What the exercise asks: Reproduce each line exactly.

Recorded data:

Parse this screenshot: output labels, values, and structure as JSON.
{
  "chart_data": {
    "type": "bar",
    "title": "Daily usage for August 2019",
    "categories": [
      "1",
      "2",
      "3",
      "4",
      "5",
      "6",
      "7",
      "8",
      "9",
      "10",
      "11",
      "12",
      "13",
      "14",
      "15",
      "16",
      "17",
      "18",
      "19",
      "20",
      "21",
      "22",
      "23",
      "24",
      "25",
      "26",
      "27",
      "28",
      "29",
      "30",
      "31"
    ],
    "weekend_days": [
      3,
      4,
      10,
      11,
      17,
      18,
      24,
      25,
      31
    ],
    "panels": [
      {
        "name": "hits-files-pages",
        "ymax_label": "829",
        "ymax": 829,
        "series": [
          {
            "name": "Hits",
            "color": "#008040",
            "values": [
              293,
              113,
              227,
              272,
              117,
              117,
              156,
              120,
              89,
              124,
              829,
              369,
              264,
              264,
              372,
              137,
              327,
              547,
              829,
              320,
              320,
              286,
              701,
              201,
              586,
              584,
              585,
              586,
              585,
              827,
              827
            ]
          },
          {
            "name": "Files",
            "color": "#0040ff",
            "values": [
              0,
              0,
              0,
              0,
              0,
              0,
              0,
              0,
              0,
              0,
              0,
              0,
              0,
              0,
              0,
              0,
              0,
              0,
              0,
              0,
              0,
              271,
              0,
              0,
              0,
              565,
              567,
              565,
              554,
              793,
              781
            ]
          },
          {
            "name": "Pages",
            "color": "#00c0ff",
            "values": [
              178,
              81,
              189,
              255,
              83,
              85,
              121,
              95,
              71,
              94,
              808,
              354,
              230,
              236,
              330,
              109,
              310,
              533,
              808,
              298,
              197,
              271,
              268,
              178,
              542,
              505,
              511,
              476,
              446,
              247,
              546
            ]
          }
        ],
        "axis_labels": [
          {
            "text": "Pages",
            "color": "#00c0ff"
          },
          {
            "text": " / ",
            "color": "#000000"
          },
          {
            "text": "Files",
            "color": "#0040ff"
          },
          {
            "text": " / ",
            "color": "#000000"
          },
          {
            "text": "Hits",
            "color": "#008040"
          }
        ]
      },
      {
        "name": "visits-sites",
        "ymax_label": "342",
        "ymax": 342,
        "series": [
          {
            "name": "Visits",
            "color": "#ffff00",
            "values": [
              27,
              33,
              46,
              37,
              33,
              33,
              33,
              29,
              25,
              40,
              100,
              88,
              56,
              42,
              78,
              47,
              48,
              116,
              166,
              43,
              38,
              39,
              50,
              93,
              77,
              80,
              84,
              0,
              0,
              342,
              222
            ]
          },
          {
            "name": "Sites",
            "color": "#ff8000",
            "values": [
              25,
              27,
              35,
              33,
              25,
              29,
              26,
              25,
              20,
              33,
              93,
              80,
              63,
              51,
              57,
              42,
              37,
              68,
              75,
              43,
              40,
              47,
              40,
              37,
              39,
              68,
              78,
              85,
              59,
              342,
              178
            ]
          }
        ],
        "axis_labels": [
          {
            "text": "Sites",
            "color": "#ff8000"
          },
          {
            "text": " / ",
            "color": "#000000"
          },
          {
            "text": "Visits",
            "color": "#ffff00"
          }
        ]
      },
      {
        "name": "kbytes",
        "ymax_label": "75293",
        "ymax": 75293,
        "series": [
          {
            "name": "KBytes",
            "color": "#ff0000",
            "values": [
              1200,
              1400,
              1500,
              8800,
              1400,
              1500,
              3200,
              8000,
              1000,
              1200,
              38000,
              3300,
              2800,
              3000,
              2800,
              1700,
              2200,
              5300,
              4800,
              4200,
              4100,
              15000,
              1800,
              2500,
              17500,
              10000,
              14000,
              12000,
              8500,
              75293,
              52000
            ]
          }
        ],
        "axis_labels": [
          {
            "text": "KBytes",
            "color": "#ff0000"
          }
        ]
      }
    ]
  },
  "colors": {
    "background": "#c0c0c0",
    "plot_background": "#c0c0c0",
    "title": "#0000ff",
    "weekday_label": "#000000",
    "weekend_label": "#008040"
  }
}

Exercise result:
Parse this screenshot: output labels, values, and structure as JSON.
{
  "chart_data": {
    "type": "bar",
    "title": "Daily usage for August 2019",
    "categories": [
      "1",
      "2",
      "3",
      "4",
      "5",
      "6",
      "7",
      "8",
      "9",
      "10",
      "11",
      "12",
      "13",
      "14",
      "15",
      "16",
      "17",
      "18",
      "19",
      "20",
      "21",
      "22",
      "23",
      "24",
      "25",
      "26",
      "27",
      "28",
      "29",
      "30",
      "31"
    ],
    "weekend_days": [
      3,
      4,
      10,
      11,
      17,
      18,
      24,
      25,
      31
    ],
    "panels": [
      {
        "name": "hits-files-pages",
        "ymax_label": "829",
        "ymax": 829,
        "series": [
          {
            "name": "Hits",
            "color": "#008040",
            "values": [
              293,
              113,
              227,
              272,
              117,
              117,
              156,
              120,
              89,
              124,
              829,
              369,
              264,
              264,
              372,
              137,
              327,
              547,
              829,
              320,
              320,
              286,
              701,
              201,
              586,
              584,
              585,
              586,
              585,
              827,
              827
            ]
          },
          {
            "name": "Files",
            "color": "#0040ff",
            "values": [
              0,
              0,
              0,
              0,
              0,
              0,
              0,
              0,
              0,
              0,
              0,
              0,
              0,
              0,
              0,
              0,
              0,
              0,
              0,
              0,
              0,
              271,
              0,
              0,
              0,
              565,
              567,
              565,
              554,
              793,
              781
            ]
          },
          {
            "name": "Pages",
            "color": "#00c0ff",
            "values": [
              178,
              81,
              189,
              255,
              83,
              85,
              121,
              95,
              71,
              94,
              808,
              354,
              230,
              236,
              330,
              109,
              310,
              533,
              808,
              298,
              197,
              271,
              268,
              178,
              542,
              505,
              511,
              476,
              446,
              247,
              546
            ]
          }
        ],
        "axis_labels": [
          {
            "text": "Pages",
            "color": "#00c0ff"
          },
          {
            "text": " / ",
            "color": "#000000"
          },
          {
            "text": "Files",
            "color": "#0040ff"
          },
          {
            "text": " / ",
            "color": "#000000"
          },
          {
            "text": "Hits",
            "color": "#008040"
          }
        ]
      },
      {
        "name": "visits-sites",
        "ymax_label": "342",
        "ymax": 342,
        "series": [
          {
            "name": "Visits",
            "color": "#ffff00",
            "values": [
              27,
              33,
              46,
              37,
              33,
              33,
              33,
              29,
              25,
              40,
              100,
              88,
              56,
              42,
              78,
              47,
              48,
              116,
              166,
              43,
              38,
              39,
              50,
              93,
              77,
              80,
              84,
              0,
              0,
              342,
              222
            ]
          },
          {
            "name": "Sites",
            "color": "#ff8000",
            "values": [
              25,
              27,
              35,
              33,
              25,
              29,
              26,
              25,
              20,
              33,
              93,
              80,
              63,
              51,
              57,
              42,
              37,
              68,
              75,
              43,
              40,
              47,
              40,
              37,
              39,
              68,
              78,
              85,
              59,
              342,
              178
            ]
          }
        ],
        "axis_labels": [
          {
            "text": "Sites",
            "color": "#ff8000"
          },
          {
            "text": " / ",
            "color": "#000000"
          },
          {
            "text": "Visits",
            "color": "#ffff00"
          }
        ]
      },
      {
        "name": "kbytes",
        "ymax_label": "75293",
        "ymax": 75293,
        "series": [
          {
            "name": "KBytes",
            "color": "#ff0000",
            "values": [
              1200,
              1400,
              1500,
              8800,
              1400,
              1500,
              3200,
              8000,
              1000,
              1200,
              38000,
              3300,
              2800,
              3000,
              2800,
              1700,
              2200,
              5300,
              4800,
              4200,
              4100,
              15000,
              1800,
              2500,
              17500,
              10000,
              14000,
              12000,
              8500,
              75293,
              52000
            ]
          }
        ],
        "axis_labels": [
          {
            "text": "KBytes",
            "color": "#ff0000"
          }
        ]
      }
    ]
  },
  "colors": {
    "background": "#c0c0c0",
    "plot_background": "#c0c0c0",
    "title": "#0000ff",
    "weekday_label": "#000000",
    "weekend_label": "#008040"
  }
}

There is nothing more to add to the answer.